» **EXERCISE PROMPT**
Look through the material below. Copy every line with the string "home" in it.

━━━ DATA LINES ━━━

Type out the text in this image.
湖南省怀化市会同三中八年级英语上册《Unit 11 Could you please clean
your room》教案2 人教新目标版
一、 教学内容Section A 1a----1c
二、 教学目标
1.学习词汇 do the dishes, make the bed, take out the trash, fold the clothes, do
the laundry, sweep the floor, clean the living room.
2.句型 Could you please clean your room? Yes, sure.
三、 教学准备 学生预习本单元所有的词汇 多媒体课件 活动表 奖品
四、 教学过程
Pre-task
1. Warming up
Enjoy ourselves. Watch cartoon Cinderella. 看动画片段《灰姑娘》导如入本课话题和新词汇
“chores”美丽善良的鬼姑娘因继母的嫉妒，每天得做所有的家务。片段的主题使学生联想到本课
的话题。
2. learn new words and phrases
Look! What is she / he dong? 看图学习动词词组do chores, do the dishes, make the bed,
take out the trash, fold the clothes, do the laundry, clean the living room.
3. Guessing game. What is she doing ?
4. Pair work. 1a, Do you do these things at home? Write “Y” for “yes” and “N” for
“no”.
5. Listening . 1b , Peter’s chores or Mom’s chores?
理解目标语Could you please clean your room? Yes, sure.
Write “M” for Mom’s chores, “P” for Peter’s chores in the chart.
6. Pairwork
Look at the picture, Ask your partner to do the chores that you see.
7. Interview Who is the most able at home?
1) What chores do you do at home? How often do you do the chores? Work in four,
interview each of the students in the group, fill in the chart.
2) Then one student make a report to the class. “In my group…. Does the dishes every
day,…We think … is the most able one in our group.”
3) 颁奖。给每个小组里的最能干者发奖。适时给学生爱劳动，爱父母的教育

━━━

» **FINAL RESULT**
4. Pair work. 1a, Do you do these things at home? Write “Y” for “yes” and “N” for
7. Interview Who is the most able at home?
1) What chores do you do at home? How often do you do the chores? Work in four,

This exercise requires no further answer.